- [Given request]
Write the entries out again exactly as they stand, but without the pictures.

- [Data records]

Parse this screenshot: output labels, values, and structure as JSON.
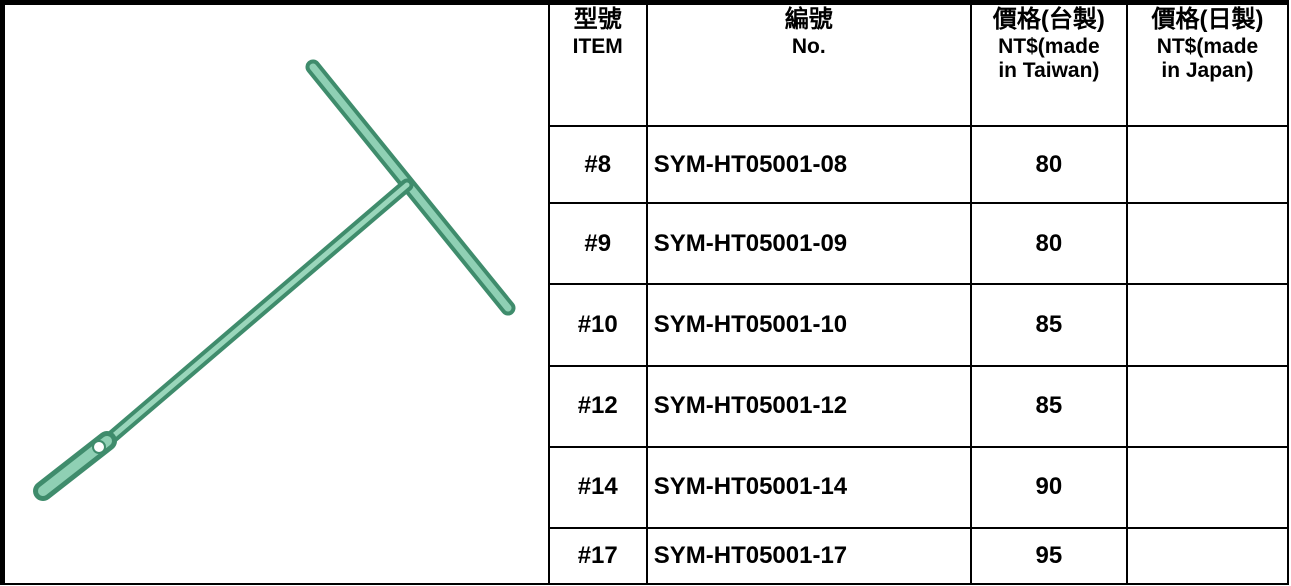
{
  "table": {
    "header": [
      {
        "lines": [
          "型號",
          "ITEM"
        ]
      },
      {
        "lines": [
          "編號",
          "No."
        ]
      },
      {
        "lines": [
          "價格(台製)",
          "NT$(made",
          "in Taiwan)"
        ]
      },
      {
        "lines": [
          "價格(日製)",
          "NT$(made",
          "in Japan)"
        ]
      }
    ],
    "rows": [
      [
        "#8",
        "SYM-HT05001-08",
        80
      ],
      [
        "#9",
        "SYM-HT05001-09",
        80
      ],
      [
        "#10",
        "SYM-HT05001-10",
        85
      ],
      [
        "#12",
        "SYM-HT05001-12",
        85
      ],
      [
        "#14",
        "SYM-HT05001-14",
        90
      ],
      [
        "#17",
        "SYM-HT05001-17",
        95
      ]
    ]
  }
}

- [Final result]
Parse this screenshot: output labels, values, and structure as JSON.
{
  "table": {
    "header": [
      {
        "lines": [
          "型號",
          "ITEM"
        ]
      },
      {
        "lines": [
          "編號",
          "No."
        ]
      },
      {
        "lines": [
          "價格(台製)",
          "NT$(made",
          "in Taiwan)"
        ]
      },
      {
        "lines": [
          "價格(日製)",
          "NT$(made",
          "in Japan)"
        ]
      }
    ],
    "rows": [
      [
        "#8",
        "SYM-HT05001-08",
        80
      ],
      [
        "#9",
        "SYM-HT05001-09",
        80
      ],
      [
        "#10",
        "SYM-HT05001-10",
        85
      ],
      [
        "#12",
        "SYM-HT05001-12",
        85
      ],
      [
        "#14",
        "SYM-HT05001-14",
        90
      ],
      [
        "#17",
        "SYM-HT05001-17",
        95
      ]
    ]
  }
}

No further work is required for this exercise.